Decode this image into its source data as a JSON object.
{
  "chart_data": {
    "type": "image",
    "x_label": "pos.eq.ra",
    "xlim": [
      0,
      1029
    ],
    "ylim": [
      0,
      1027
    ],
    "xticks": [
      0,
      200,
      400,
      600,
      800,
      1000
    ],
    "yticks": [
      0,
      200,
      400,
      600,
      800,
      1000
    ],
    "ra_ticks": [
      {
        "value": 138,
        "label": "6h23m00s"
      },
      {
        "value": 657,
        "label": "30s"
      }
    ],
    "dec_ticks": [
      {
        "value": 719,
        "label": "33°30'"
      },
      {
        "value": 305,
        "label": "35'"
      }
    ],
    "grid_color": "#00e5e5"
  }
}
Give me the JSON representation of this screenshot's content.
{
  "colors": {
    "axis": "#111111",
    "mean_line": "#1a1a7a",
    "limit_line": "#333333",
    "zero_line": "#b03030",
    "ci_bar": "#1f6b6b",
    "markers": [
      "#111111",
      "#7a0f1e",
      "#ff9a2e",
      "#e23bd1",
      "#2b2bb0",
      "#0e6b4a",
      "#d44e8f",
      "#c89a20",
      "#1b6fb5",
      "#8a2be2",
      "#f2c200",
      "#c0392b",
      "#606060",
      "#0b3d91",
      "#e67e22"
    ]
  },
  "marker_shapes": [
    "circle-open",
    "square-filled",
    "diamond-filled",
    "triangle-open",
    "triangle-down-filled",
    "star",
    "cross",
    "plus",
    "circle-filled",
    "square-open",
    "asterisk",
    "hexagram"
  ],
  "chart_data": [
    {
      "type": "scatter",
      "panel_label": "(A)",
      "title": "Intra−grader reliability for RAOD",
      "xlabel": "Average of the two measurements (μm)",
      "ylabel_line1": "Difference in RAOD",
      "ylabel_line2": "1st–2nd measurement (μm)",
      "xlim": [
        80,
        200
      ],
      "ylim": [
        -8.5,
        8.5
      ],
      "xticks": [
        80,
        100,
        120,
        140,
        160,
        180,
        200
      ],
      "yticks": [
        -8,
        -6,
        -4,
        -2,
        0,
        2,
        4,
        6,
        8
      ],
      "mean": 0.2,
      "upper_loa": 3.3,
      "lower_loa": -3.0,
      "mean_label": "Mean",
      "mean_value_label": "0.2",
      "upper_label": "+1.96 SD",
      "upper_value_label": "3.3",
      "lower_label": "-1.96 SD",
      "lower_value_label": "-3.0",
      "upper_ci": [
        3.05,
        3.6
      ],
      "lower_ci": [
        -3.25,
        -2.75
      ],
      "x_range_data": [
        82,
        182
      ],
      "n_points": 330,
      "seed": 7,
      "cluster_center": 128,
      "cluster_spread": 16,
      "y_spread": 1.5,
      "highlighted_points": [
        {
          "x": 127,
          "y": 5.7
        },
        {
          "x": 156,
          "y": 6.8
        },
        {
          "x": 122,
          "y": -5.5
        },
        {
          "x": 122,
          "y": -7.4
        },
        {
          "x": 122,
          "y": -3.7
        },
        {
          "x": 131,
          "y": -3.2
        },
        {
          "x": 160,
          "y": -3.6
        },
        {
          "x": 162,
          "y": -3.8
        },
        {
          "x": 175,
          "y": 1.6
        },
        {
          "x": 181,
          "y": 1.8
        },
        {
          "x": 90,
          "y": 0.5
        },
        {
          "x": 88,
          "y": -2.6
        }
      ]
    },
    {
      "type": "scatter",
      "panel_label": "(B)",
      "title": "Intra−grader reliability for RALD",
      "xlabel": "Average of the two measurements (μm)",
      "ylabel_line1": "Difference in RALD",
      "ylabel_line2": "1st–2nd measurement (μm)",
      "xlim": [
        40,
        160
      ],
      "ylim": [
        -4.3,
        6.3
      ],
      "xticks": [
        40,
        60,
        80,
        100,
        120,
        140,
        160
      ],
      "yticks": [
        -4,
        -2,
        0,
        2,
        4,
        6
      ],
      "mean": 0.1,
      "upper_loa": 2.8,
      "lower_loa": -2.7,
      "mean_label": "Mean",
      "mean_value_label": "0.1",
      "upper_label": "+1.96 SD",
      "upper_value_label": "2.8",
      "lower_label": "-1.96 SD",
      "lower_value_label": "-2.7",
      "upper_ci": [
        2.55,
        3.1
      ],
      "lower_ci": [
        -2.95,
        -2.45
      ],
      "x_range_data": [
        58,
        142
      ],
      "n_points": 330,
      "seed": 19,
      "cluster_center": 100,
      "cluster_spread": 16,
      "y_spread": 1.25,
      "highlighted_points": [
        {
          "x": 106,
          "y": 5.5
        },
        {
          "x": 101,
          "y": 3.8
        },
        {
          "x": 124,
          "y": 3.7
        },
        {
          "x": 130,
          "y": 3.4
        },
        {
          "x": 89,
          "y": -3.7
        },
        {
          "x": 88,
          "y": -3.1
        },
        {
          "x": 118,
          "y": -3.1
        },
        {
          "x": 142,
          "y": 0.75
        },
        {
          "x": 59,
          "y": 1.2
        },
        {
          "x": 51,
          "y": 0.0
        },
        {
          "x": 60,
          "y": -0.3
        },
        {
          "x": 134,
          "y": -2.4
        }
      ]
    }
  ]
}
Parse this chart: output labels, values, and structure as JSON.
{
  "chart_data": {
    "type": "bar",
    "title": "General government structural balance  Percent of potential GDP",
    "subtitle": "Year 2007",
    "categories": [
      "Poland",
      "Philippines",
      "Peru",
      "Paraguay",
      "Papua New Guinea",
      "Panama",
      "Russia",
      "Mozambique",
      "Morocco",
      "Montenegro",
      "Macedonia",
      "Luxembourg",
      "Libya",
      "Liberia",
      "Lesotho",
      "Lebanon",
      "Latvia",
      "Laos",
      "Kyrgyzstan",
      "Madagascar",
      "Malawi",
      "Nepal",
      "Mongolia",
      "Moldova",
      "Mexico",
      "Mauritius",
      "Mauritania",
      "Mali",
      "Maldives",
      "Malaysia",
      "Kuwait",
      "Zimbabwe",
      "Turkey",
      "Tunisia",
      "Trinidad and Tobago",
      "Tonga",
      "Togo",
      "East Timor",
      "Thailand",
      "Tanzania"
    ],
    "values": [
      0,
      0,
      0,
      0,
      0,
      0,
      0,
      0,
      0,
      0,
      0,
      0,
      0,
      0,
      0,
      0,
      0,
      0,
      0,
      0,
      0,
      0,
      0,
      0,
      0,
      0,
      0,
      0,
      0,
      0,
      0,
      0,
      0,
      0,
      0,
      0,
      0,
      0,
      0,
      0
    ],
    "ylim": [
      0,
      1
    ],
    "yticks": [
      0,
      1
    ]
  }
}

**WHAT IS EXPECTED**
Make an exact copy of every line in the data.

**RESPONSE FOR THIS EXERCISE**
Decode this image into its source data as a JSON object.
{
  "chart_data": {
    "type": "image",
    "x_label": "pos.eq.ra",
    "xlim": [
      0,
      1029
    ],
    "ylim": [
      0,
      1027
    ],
    "xticks": [
      0,
      200,
      400,
      600,
      800,
      1000
    ],
    "yticks": [
      0,
      200,
      400,
      600,
      800,
      1000
    ],
    "ra_ticks": [
      {
        "value": 138,
        "label": "6h23m00s"
      },
      {
        "value": 657,
        "label": "30s"
      }
    ],
    "dec_ticks": [
      {
        "value": 719,
        "label": "33°30'"
      },
      {
        "value": 305,
        "label": "35'"
      }
    ],
    "grid_color": "#00e5e5"
  }
}
Give me the JSON representation of this screenshot's content.
{
  "colors": {
    "axis": "#111111",
    "mean_line": "#1a1a7a",
    "limit_line": "#333333",
    "zero_line": "#b03030",
    "ci_bar": "#1f6b6b",
    "markers": [
      "#111111",
      "#7a0f1e",
      "#ff9a2e",
      "#e23bd1",
      "#2b2bb0",
      "#0e6b4a",
      "#d44e8f",
      "#c89a20",
      "#1b6fb5",
      "#8a2be2",
      "#f2c200",
      "#c0392b",
      "#606060",
      "#0b3d91",
      "#e67e22"
    ]
  },
  "marker_shapes": [
    "circle-open",
    "square-filled",
    "diamond-filled",
    "triangle-open",
    "triangle-down-filled",
    "star",
    "cross",
    "plus",
    "circle-filled",
    "square-open",
    "asterisk",
    "hexagram"
  ],
  "chart_data": [
    {
      "type": "scatter",
      "panel_label": "(A)",
      "title": "Intra−grader reliability for RAOD",
      "xlabel": "Average of the two measurements (μm)",
      "ylabel_line1": "Difference in RAOD",
      "ylabel_line2": "1st–2nd measurement (μm)",
      "xlim": [
        80,
        200
      ],
      "ylim": [
        -8.5,
        8.5
      ],
      "xticks": [
        80,
        100,
        120,
        140,
        160,
        180,
        200
      ],
      "yticks": [
        -8,
        -6,
        -4,
        -2,
        0,
        2,
        4,
        6,
        8
      ],
      "mean": 0.2,
      "upper_loa": 3.3,
      "lower_loa": -3.0,
      "mean_label": "Mean",
      "mean_value_label": "0.2",
      "upper_label": "+1.96 SD",
      "upper_value_label": "3.3",
      "lower_label": "-1.96 SD",
      "lower_value_label": "-3.0",
      "upper_ci": [
        3.05,
        3.6
      ],
      "lower_ci": [
        -3.25,
        -2.75
      ],
      "x_range_data": [
        82,
        182
      ],
      "n_points": 330,
      "seed": 7,
      "cluster_center": 128,
      "cluster_spread": 16,
      "y_spread": 1.5,
      "highlighted_points": [
        {
          "x": 127,
          "y": 5.7
        },
        {
          "x": 156,
          "y": 6.8
        },
        {
          "x": 122,
          "y": -5.5
        },
        {
          "x": 122,
          "y": -7.4
        },
        {
          "x": 122,
          "y": -3.7
        },
        {
          "x": 131,
          "y": -3.2
        },
        {
          "x": 160,
          "y": -3.6
        },
        {
          "x": 162,
          "y": -3.8
        },
        {
          "x": 175,
          "y": 1.6
        },
        {
          "x": 181,
          "y": 1.8
        },
        {
          "x": 90,
          "y": 0.5
        },
        {
          "x": 88,
          "y": -2.6
        }
      ]
    },
    {
      "type": "scatter",
      "panel_label": "(B)",
      "title": "Intra−grader reliability for RALD",
      "xlabel": "Average of the two measurements (μm)",
      "ylabel_line1": "Difference in RALD",
      "ylabel_line2": "1st–2nd measurement (μm)",
      "xlim": [
        40,
        160
      ],
      "ylim": [
        -4.3,
        6.3
      ],
      "xticks": [
        40,
        60,
        80,
        100,
        120,
        140,
        160
      ],
      "yticks": [
        -4,
        -2,
        0,
        2,
        4,
        6
      ],
      "mean": 0.1,
      "upper_loa": 2.8,
      "lower_loa": -2.7,
      "mean_label": "Mean",
      "mean_value_label": "0.1",
      "upper_label": "+1.96 SD",
      "upper_value_label": "2.8",
      "lower_label": "-1.96 SD",
      "lower_value_label": "-2.7",
      "upper_ci": [
        2.55,
        3.1
      ],
      "lower_ci": [
        -2.95,
        -2.45
      ],
      "x_range_data": [
        58,
        142
      ],
      "n_points": 330,
      "seed": 19,
      "cluster_center": 100,
      "cluster_spread": 16,
      "y_spread": 1.25,
      "highlighted_points": [
        {
          "x": 106,
          "y": 5.5
        },
        {
          "x": 101,
          "y": 3.8
        },
        {
          "x": 124,
          "y": 3.7
        },
        {
          "x": 130,
          "y": 3.4
        },
        {
          "x": 89,
          "y": -3.7
        },
        {
          "x": 88,
          "y": -3.1
        },
        {
          "x": 118,
          "y": -3.1
        },
        {
          "x": 142,
          "y": 0.75
        },
        {
          "x": 59,
          "y": 1.2
        },
        {
          "x": 51,
          "y": 0.0
        },
        {
          "x": 60,
          "y": -0.3
        },
        {
          "x": 134,
          "y": -2.4
        }
      ]
    }
  ]
}
Parse this chart: output labels, values, and structure as JSON.
{
  "chart_data": {
    "type": "bar",
    "title": "General government structural balance  Percent of potential GDP",
    "subtitle": "Year 2007",
    "categories": [
      "Poland",
      "Philippines",
      "Peru",
      "Paraguay",
      "Papua New Guinea",
      "Panama",
      "Russia",
      "Mozambique",
      "Morocco",
      "Montenegro",
      "Macedonia",
      "Luxembourg",
      "Libya",
      "Liberia",
      "Lesotho",
      "Lebanon",
      "Latvia",
      "Laos",
      "Kyrgyzstan",
      "Madagascar",
      "Malawi",
      "Nepal",
      "Mongolia",
      "Moldova",
      "Mexico",
      "Mauritius",
      "Mauritania",
      "Mali",
      "Maldives",
      "Malaysia",
      "Kuwait",
      "Zimbabwe",
      "Turkey",
      "Tunisia",
      "Trinidad and Tobago",
      "Tonga",
      "Togo",
      "East Timor",
      "Thailand",
      "Tanzania"
    ],
    "values": [
      0,
      0,
      0,
      0,
      0,
      0,
      0,
      0,
      0,
      0,
      0,
      0,
      0,
      0,
      0,
      0,
      0,
      0,
      0,
      0,
      0,
      0,
      0,
      0,
      0,
      0,
      0,
      0,
      0,
      0,
      0,
      0,
      0,
      0,
      0,
      0,
      0,
      0,
      0,
      0
    ],
    "ylim": [
      0,
      1
    ],
    "yticks": [
      0,
      1
    ]
  }
}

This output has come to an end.